Input rows:
## Begin

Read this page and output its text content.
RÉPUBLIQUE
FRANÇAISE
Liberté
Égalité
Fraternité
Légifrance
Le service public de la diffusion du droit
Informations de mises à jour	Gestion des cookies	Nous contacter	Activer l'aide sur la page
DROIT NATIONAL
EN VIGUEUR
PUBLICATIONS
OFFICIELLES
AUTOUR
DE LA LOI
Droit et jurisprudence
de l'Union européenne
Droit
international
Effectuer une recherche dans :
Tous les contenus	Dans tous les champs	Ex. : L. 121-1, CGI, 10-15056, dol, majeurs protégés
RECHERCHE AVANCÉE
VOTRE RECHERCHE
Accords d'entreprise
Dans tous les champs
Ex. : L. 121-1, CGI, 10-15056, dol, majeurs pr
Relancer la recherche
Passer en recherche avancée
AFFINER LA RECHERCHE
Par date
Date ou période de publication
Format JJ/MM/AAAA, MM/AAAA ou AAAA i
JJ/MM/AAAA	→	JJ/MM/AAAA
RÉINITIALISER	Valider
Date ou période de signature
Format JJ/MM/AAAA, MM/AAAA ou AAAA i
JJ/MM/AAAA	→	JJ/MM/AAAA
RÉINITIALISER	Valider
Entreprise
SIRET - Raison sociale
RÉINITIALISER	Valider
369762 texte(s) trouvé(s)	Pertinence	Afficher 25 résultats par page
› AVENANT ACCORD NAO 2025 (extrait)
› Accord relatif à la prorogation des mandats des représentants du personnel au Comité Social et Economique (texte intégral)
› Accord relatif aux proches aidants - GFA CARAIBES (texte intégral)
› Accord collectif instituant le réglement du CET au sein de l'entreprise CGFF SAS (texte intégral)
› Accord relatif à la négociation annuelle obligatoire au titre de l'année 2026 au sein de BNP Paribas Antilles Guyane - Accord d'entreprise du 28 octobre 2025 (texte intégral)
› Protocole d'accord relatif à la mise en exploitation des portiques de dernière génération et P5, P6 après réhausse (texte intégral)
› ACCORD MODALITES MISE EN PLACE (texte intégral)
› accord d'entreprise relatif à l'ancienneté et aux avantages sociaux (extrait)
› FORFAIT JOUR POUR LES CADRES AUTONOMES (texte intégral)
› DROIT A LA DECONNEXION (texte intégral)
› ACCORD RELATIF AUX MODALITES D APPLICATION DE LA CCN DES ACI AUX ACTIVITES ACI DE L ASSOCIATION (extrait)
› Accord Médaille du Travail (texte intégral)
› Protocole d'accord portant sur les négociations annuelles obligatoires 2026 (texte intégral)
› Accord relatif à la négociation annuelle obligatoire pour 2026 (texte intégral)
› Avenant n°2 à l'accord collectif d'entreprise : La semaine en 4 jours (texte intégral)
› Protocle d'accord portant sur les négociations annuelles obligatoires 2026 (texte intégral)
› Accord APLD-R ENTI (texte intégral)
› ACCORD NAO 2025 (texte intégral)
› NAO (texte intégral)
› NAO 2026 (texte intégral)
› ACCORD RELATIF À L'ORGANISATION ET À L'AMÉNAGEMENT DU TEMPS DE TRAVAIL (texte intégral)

## End

Required task: Write out the data exactly as it stands.

Exercise result:
Read this page and output its text content.
RÉPUBLIQUE
FRANÇAISE
Liberté
Égalité
Fraternité
Légifrance
Le service public de la diffusion du droit
Informations de mises à jour	Gestion des cookies	Nous contacter	Activer l'aide sur la page
DROIT NATIONAL
EN VIGUEUR
PUBLICATIONS
OFFICIELLES
AUTOUR
DE LA LOI
Droit et jurisprudence
de l'Union européenne
Droit
international
Effectuer une recherche dans :
Tous les contenus	Dans tous les champs	Ex. : L. 121-1, CGI, 10-15056, dol, majeurs protégés
RECHERCHE AVANCÉE
VOTRE RECHERCHE
Accords d'entreprise
Dans tous les champs
Ex. : L. 121-1, CGI, 10-15056, dol, majeurs pr
Relancer la recherche
Passer en recherche avancée
AFFINER LA RECHERCHE
Par date
Date ou période de publication
Format JJ/MM/AAAA, MM/AAAA ou AAAA i
JJ/MM/AAAA	→	JJ/MM/AAAA
RÉINITIALISER	Valider
Date ou période de signature
Format JJ/MM/AAAA, MM/AAAA ou AAAA i
JJ/MM/AAAA	→	JJ/MM/AAAA
RÉINITIALISER	Valider
Entreprise
SIRET - Raison sociale
RÉINITIALISER	Valider
369762 texte(s) trouvé(s)	Pertinence	Afficher 25 résultats par page
› AVENANT ACCORD NAO 2025 (extrait)
› Accord relatif à la prorogation des mandats des représentants du personnel au Comité Social et Economique (texte intégral)
› Accord relatif aux proches aidants - GFA CARAIBES (texte intégral)
› Accord collectif instituant le réglement du CET au sein de l'entreprise CGFF SAS (texte intégral)
› Accord relatif à la négociation annuelle obligatoire au titre de l'année 2026 au sein de BNP Paribas Antilles Guyane - Accord d'entreprise du 28 octobre 2025 (texte intégral)
› Protocole d'accord relatif à la mise en exploitation des portiques de dernière génération et P5, P6 après réhausse (texte intégral)
› ACCORD MODALITES MISE EN PLACE (texte intégral)
› accord d'entreprise relatif à l'ancienneté et aux avantages sociaux (extrait)
› FORFAIT JOUR POUR LES CADRES AUTONOMES (texte intégral)
› DROIT A LA DECONNEXION (texte intégral)
› ACCORD RELATIF AUX MODALITES D APPLICATION DE LA CCN DES ACI AUX ACTIVITES ACI DE L ASSOCIATION (extrait)
› Accord Médaille du Travail (texte intégral)
› Protocole d'accord portant sur les négociations annuelles obligatoires 2026 (texte intégral)
› Accord relatif à la négociation annuelle obligatoire pour 2026 (texte intégral)
› Avenant n°2 à l'accord collectif d'entreprise : La semaine en 4 jours (texte intégral)
› Protocle d'accord portant sur les négociations annuelles obligatoires 2026 (texte intégral)
› Accord APLD-R ENTI (texte intégral)
› ACCORD NAO 2025 (texte intégral)
› NAO (texte intégral)
› NAO 2026 (texte intégral)
› ACCORD RELATIF À L'ORGANISATION ET À L'AMÉNAGEMENT DU TEMPS DE TRAVAIL (texte intégral)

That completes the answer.